## STATED PROBLEM:
Pull each line holding the word "الكريم" from the data.

## Stored dataset items:
━━━━━━━━
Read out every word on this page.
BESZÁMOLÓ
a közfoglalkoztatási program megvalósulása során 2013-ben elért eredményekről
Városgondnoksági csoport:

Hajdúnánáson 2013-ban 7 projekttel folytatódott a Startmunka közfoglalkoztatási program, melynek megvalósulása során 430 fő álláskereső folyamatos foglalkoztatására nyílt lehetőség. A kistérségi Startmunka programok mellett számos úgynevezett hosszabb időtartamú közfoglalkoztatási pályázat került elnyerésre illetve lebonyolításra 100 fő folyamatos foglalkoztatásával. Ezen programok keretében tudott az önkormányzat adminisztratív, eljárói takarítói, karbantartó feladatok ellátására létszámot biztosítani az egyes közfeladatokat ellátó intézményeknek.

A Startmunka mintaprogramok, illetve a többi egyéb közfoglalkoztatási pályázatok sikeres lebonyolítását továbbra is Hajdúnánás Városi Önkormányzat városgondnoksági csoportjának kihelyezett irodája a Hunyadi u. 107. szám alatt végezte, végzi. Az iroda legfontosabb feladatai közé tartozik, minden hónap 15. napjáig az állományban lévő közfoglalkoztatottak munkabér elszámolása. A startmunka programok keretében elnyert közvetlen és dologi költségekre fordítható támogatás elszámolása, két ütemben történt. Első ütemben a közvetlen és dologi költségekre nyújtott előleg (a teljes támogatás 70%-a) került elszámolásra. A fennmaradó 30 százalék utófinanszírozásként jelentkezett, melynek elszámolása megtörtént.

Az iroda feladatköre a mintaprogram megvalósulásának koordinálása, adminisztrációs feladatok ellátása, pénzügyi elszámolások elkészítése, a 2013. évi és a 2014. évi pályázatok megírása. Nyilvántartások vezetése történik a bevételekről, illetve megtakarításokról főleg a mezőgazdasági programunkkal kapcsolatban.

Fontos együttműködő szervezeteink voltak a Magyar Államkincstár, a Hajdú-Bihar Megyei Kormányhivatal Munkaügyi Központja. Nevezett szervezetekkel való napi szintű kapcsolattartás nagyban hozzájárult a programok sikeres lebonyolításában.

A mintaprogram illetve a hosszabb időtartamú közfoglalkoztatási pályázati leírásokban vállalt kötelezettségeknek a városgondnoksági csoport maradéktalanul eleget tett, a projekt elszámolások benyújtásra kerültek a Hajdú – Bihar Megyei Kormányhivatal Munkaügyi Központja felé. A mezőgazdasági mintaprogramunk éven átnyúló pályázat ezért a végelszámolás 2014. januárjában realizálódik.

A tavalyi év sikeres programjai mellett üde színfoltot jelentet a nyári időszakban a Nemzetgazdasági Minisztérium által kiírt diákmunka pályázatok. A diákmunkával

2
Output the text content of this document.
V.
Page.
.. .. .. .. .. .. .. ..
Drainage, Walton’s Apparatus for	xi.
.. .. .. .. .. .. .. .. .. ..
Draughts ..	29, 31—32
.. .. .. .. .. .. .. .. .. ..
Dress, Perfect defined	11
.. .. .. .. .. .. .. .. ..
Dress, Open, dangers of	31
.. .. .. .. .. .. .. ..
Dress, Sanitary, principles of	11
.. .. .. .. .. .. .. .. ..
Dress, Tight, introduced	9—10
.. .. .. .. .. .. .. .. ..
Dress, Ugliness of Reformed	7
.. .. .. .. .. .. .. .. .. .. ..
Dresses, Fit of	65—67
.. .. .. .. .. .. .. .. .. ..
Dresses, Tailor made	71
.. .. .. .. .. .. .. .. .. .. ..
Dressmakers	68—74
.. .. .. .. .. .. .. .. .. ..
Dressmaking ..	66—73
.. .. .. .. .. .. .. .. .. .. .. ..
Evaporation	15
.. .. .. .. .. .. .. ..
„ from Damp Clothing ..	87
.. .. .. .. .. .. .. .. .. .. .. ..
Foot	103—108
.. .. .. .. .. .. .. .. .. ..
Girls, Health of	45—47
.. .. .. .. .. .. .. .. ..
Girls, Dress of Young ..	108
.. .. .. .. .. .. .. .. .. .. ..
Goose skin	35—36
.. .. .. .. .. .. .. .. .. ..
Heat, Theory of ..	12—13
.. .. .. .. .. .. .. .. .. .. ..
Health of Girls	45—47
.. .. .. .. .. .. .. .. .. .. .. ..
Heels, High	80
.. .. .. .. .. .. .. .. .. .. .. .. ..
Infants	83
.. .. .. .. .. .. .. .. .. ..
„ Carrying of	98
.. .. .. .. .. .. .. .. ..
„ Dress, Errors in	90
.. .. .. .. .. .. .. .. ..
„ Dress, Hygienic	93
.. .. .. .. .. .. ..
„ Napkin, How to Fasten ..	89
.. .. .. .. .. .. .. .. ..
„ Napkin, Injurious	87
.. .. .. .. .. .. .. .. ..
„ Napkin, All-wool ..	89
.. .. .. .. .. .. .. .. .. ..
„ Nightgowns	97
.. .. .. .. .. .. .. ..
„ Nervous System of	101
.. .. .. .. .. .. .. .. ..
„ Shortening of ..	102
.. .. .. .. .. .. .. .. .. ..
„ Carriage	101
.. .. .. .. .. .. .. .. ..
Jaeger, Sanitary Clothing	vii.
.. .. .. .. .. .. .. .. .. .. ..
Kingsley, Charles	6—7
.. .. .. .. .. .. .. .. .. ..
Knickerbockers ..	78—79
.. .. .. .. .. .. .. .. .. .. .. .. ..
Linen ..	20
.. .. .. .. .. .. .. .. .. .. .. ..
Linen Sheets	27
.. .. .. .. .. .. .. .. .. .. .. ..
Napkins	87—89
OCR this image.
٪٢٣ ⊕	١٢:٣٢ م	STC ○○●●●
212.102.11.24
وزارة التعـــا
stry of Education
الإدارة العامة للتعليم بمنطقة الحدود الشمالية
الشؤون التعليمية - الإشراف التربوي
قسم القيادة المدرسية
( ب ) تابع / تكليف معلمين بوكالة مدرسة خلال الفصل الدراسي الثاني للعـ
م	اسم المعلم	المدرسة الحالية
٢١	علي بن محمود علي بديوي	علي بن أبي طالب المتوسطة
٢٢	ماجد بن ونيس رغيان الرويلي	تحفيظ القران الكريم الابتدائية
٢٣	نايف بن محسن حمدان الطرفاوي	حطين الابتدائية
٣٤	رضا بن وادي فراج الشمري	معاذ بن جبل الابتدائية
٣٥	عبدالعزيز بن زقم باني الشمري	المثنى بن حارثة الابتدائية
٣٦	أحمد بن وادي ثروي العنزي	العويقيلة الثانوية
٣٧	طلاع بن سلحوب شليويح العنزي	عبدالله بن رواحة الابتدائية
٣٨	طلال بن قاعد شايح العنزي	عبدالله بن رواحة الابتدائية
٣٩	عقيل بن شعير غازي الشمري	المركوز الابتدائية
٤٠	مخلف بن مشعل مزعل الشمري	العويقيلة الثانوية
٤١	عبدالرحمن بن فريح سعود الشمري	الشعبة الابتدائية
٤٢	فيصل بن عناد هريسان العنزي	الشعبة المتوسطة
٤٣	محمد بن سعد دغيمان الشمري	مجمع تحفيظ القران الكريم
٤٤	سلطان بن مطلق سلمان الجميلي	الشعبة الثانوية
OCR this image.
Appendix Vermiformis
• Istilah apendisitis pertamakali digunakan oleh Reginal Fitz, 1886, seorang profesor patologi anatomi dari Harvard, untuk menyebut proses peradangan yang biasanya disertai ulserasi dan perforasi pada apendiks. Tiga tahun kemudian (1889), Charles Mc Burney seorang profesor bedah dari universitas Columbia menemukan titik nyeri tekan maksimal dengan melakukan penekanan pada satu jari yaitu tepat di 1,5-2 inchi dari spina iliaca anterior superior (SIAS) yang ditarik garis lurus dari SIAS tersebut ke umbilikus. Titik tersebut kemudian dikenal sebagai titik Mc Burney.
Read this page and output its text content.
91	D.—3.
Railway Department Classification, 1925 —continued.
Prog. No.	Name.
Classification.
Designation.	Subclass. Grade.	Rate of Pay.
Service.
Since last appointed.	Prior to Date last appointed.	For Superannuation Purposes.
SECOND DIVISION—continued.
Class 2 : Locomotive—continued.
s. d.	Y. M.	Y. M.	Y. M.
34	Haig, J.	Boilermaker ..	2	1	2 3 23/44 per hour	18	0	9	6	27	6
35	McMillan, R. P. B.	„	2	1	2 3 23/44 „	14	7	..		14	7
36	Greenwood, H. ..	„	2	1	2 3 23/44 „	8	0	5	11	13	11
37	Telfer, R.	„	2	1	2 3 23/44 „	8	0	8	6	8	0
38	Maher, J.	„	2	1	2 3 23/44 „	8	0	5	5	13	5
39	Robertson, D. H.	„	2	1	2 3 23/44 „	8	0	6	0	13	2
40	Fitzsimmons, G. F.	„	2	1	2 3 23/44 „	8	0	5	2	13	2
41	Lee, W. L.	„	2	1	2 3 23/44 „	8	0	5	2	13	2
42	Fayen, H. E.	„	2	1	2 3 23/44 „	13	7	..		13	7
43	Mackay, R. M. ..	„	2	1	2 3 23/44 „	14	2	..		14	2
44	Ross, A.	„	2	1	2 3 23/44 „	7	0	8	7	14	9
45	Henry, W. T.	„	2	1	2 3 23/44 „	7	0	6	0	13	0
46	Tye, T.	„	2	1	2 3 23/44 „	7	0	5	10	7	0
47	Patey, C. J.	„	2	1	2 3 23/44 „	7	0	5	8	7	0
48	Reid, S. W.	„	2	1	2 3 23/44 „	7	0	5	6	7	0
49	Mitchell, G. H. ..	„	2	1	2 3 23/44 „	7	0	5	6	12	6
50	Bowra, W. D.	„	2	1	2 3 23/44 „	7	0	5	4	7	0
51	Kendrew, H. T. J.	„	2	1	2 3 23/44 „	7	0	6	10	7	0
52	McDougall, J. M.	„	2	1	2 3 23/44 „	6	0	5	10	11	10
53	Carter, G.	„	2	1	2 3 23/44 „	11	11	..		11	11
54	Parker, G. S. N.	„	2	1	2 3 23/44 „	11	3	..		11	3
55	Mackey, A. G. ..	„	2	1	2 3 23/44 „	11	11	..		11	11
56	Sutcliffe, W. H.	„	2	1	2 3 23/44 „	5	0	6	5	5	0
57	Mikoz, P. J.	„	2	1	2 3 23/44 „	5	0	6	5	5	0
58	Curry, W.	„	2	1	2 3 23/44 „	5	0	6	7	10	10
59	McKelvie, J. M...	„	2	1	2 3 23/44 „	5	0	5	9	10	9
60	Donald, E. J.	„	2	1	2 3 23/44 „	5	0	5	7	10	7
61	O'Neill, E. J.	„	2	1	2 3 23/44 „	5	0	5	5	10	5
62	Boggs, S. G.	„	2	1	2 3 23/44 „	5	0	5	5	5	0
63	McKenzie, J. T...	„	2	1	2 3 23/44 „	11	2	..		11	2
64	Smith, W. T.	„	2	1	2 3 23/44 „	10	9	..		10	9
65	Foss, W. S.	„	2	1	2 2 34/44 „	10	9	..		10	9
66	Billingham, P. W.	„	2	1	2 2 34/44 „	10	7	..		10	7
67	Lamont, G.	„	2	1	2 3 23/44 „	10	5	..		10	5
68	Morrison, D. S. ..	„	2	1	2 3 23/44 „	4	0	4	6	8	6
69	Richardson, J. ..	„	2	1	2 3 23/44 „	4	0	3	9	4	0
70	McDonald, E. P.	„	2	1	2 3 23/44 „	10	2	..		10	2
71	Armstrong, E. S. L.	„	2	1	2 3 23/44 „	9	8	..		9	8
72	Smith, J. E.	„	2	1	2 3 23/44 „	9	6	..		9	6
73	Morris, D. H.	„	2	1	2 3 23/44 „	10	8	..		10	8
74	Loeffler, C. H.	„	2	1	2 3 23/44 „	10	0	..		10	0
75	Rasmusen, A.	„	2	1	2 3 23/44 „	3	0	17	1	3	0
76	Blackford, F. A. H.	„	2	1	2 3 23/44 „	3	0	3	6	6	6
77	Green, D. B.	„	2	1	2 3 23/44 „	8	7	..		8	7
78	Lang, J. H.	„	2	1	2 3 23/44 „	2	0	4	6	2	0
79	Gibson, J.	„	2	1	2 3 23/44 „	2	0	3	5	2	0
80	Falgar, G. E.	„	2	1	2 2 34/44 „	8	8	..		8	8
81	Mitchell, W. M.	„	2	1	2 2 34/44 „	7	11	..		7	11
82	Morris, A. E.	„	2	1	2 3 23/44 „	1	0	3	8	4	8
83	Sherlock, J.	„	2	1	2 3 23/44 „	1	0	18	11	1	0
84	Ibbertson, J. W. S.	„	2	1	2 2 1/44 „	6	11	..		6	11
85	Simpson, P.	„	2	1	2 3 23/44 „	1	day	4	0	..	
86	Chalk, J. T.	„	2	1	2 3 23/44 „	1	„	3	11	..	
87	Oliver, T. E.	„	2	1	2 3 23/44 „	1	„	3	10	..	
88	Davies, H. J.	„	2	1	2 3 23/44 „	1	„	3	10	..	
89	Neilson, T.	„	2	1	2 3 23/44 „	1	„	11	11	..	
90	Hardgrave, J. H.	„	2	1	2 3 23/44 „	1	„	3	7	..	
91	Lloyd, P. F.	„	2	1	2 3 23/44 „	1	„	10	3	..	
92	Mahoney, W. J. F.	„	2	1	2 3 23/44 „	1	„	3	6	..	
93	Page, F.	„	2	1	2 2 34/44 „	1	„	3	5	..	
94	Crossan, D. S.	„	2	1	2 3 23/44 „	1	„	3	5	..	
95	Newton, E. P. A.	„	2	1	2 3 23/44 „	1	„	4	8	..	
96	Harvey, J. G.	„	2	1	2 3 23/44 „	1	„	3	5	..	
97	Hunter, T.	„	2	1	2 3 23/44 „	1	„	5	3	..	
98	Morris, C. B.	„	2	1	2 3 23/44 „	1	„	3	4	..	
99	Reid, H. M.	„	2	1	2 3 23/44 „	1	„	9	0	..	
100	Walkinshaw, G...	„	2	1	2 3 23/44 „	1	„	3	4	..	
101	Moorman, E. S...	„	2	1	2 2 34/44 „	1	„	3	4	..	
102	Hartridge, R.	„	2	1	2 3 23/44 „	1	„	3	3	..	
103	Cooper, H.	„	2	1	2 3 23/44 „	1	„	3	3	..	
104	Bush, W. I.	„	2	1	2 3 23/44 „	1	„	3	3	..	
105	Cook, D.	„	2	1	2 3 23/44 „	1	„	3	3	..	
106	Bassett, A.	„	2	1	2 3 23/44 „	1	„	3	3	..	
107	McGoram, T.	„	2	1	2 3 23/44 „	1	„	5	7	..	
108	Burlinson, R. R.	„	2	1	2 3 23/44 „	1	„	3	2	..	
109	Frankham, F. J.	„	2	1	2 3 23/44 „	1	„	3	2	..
━━━━━━━━
## TASK SOLUTION:
٢٢	ماجد بن ونيس رغيان الرويلي	تحفيظ القران الكريم الابتدائية
٤٣	محمد بن سعد دغيمان الشمري	مجمع تحفيظ القران الكريم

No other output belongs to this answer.